Stored data
· · · · ·

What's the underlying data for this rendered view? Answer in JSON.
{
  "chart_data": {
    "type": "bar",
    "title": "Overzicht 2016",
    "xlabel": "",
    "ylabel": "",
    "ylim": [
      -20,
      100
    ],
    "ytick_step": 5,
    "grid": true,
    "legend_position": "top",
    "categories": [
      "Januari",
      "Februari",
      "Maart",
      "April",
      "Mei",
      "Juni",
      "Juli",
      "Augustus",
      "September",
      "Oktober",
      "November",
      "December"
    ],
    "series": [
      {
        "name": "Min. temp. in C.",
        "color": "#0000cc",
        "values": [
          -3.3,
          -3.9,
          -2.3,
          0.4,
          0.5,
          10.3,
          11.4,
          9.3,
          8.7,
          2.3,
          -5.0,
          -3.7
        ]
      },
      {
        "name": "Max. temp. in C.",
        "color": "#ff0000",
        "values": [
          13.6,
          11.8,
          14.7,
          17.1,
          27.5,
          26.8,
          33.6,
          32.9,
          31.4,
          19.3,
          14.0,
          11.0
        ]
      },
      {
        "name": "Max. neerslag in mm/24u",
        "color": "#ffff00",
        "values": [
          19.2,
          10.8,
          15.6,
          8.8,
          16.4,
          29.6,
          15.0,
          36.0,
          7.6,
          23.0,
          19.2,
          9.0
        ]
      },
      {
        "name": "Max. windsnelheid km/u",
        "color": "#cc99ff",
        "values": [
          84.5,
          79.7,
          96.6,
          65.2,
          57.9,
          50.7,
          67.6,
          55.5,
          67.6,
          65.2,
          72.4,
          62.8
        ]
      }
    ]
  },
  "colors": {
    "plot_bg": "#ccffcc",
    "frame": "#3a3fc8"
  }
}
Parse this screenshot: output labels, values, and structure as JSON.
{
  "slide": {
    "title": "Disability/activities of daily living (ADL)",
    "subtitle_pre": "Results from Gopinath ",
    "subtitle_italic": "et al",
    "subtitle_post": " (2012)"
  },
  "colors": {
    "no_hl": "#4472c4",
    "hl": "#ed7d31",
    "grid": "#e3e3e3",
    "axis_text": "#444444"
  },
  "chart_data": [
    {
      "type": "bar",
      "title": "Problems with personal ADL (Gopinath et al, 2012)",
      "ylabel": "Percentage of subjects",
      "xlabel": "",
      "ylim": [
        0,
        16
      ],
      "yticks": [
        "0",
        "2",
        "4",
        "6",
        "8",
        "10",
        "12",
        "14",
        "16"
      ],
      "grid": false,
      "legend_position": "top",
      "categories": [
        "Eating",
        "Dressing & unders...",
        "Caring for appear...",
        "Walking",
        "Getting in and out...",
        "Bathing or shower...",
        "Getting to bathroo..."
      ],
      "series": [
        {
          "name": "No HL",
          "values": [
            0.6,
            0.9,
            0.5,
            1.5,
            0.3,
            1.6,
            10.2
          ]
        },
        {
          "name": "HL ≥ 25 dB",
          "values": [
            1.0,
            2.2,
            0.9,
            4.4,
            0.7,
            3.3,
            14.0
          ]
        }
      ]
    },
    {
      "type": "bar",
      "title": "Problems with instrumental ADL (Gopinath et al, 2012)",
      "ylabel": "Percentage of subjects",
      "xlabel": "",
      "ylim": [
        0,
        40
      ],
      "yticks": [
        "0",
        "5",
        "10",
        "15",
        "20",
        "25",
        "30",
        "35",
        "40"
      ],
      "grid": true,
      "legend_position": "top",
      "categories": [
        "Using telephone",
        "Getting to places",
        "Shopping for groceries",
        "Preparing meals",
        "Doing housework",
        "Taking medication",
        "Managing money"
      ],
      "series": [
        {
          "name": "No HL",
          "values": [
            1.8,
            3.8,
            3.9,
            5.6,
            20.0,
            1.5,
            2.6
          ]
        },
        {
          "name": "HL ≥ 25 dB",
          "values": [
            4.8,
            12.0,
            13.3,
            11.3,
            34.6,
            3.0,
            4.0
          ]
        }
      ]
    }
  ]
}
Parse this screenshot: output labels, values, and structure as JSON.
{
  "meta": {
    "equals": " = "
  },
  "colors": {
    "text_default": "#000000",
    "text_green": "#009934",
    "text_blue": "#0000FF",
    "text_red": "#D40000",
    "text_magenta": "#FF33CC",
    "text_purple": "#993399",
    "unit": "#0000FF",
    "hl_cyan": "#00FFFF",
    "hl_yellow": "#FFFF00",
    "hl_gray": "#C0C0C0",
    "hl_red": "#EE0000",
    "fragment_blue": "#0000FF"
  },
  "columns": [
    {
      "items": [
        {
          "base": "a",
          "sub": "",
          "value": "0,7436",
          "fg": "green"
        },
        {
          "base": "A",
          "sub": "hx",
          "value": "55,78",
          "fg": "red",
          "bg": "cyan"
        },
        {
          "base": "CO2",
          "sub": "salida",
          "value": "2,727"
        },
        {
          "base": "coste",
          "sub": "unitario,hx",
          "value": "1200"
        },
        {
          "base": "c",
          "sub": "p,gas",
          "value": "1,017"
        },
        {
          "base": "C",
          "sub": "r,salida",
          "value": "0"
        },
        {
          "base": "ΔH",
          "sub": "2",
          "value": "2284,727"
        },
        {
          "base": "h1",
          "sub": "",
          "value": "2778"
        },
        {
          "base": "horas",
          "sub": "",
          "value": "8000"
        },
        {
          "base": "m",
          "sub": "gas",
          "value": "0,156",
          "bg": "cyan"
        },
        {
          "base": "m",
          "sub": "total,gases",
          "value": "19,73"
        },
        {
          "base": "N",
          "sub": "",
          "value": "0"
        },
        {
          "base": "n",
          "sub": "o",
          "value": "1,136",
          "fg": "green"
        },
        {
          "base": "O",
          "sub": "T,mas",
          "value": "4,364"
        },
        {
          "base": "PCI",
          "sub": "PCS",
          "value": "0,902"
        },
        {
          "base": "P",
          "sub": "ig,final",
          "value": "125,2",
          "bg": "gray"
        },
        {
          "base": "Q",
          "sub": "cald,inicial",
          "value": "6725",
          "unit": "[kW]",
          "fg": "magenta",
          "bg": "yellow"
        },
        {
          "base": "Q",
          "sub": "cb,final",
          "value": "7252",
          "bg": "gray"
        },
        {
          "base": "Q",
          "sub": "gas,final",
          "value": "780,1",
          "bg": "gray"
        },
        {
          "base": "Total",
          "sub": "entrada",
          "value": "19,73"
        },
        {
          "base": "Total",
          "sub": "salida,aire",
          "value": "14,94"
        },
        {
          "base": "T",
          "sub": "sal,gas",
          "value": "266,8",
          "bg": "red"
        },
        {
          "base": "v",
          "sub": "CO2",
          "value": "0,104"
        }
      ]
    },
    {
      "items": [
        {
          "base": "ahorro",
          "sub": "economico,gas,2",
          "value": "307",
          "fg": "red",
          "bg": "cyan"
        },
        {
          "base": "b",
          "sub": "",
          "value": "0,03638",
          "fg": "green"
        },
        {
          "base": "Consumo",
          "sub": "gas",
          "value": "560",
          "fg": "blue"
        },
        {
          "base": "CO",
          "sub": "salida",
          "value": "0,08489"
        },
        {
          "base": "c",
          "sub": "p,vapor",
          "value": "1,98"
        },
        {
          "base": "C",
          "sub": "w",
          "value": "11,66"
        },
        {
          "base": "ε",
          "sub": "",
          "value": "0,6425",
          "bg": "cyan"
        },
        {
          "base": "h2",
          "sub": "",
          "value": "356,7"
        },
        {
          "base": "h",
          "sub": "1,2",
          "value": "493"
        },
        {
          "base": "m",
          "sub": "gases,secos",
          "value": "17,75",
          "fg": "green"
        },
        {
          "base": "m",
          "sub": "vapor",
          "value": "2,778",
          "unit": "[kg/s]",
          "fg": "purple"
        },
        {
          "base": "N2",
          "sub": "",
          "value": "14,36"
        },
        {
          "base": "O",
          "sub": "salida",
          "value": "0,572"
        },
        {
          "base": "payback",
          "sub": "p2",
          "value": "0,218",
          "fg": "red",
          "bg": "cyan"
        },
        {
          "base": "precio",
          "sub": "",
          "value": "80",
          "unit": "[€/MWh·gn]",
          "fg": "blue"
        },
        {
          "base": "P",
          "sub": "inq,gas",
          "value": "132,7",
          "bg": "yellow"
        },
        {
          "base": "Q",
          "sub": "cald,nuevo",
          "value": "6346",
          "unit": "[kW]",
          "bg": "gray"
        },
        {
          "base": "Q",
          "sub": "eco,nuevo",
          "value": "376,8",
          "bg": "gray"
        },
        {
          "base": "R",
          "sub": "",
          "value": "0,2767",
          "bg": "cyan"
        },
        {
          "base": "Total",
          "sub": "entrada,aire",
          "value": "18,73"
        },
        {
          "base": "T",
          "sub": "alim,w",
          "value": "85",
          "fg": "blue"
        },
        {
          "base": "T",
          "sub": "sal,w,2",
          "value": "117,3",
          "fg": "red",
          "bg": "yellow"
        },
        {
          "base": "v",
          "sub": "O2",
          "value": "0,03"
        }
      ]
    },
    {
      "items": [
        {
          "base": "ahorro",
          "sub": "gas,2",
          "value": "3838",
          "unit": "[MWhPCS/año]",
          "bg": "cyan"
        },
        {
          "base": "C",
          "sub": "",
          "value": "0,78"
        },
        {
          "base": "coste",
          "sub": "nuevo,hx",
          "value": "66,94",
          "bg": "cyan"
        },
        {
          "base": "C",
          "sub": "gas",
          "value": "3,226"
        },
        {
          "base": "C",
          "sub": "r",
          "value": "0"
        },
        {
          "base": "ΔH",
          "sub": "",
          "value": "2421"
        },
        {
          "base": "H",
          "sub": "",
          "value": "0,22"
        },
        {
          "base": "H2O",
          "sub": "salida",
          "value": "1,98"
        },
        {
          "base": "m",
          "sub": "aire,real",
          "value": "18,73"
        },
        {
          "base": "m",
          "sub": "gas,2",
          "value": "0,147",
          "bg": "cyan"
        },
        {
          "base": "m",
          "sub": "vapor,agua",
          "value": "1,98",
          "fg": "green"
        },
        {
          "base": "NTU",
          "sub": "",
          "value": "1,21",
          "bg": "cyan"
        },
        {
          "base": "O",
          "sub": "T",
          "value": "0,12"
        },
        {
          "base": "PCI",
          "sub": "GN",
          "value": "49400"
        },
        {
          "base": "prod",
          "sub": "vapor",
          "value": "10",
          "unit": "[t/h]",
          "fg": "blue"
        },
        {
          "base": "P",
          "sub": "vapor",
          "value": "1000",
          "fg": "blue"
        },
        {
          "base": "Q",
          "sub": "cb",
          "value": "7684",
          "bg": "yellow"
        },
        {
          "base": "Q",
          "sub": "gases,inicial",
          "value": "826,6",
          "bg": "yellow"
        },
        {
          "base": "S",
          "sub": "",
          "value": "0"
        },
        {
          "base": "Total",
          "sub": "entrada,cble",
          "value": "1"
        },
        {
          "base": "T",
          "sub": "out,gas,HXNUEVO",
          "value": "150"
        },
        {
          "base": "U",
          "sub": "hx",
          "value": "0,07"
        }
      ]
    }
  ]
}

· · · · ·

== What you will do ==
Filter the records, keeping only lines that contain "entrada", and show those lines.

== Solution ==
          "sub": "entrada",
          "sub": "entrada,aire",
          "sub": "entrada,cble",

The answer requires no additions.